### Job
Count the lines in the entries below that include the word "thumbs". Give nothing but the number.

Data entries
######
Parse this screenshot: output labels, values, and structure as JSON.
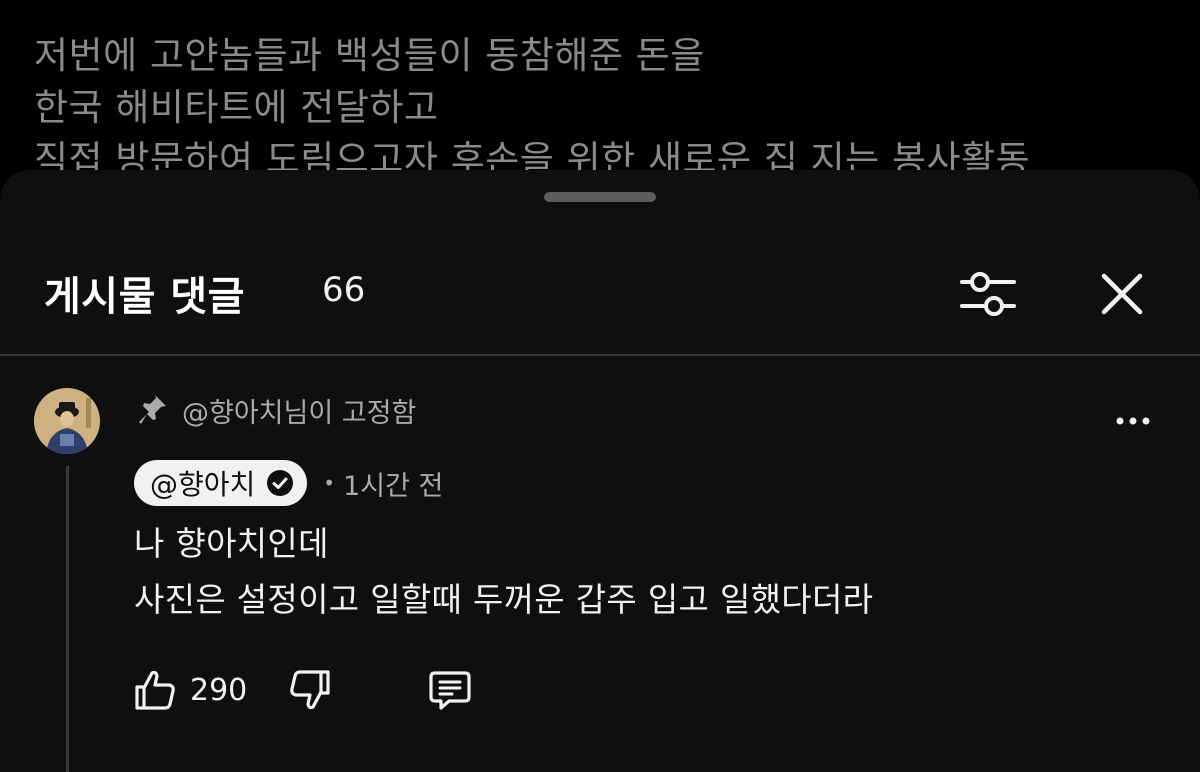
{
  "background_post": {
    "lines": [
      "저번에 고얀놈들과 백성들이 동참해준 돈을",
      "한국 해비타트에 전달하고",
      "직접 방문하여 도림으고자 후손을 위한 새로운 집 지는 봉사활동"
    ]
  },
  "sheet": {
    "title": "게시물 댓글",
    "count": "66"
  },
  "comment": {
    "pinned_text": "@향아치님이 고정함",
    "author": "@향아치",
    "separator": "•",
    "time": "1시간 전",
    "body_lines": [
      "나 향아치인데",
      "사진은 설정이고 일할때 두꺼운 갑주 입고 일했다더라"
    ],
    "likes": "290"
  },
  "colors": {
    "background": "#000000",
    "sheet": "#0f0f0f",
    "primary_text": "#f1f1f1",
    "secondary_text": "#aaaaaa",
    "divider": "#3a3a3a"
  },
  "icons": {
    "filter": "sliders-icon",
    "close": "close-icon",
    "pin": "pin-icon",
    "verified": "verified-check-icon",
    "like": "thumbs-up-icon",
    "dislike": "thumbs-down-icon",
    "reply": "reply-bubble-icon",
    "more": "more-horizontal-icon"
  }
}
######
### Solution
2